──────── Dataset rows ────────

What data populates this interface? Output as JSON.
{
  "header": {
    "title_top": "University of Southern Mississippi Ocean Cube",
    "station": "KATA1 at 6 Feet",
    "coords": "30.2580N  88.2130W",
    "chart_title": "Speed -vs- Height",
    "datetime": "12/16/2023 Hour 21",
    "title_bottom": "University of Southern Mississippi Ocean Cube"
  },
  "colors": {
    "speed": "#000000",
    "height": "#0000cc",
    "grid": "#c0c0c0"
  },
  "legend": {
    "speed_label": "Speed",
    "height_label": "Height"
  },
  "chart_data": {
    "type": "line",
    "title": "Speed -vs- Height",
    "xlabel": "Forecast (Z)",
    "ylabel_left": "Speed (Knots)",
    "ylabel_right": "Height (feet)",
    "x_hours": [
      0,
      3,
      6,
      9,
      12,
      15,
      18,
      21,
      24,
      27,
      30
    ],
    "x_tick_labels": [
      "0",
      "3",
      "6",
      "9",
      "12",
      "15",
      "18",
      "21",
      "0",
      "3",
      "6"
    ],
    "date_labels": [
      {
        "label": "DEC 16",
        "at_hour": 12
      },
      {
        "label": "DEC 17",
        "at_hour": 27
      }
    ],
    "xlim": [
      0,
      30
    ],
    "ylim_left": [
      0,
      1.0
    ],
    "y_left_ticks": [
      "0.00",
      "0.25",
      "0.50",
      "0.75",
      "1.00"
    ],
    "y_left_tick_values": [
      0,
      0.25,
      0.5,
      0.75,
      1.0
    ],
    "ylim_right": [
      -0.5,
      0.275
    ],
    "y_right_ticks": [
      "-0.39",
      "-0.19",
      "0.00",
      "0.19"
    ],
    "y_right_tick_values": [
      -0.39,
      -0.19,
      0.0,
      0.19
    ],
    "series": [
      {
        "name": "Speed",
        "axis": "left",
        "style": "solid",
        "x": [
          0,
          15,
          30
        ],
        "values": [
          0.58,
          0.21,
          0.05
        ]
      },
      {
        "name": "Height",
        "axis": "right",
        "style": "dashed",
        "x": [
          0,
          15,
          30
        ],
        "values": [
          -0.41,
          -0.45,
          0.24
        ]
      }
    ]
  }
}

────────

Do this
Give only the number of lines in the material above that hold the word "Mississippi".

Complete output
2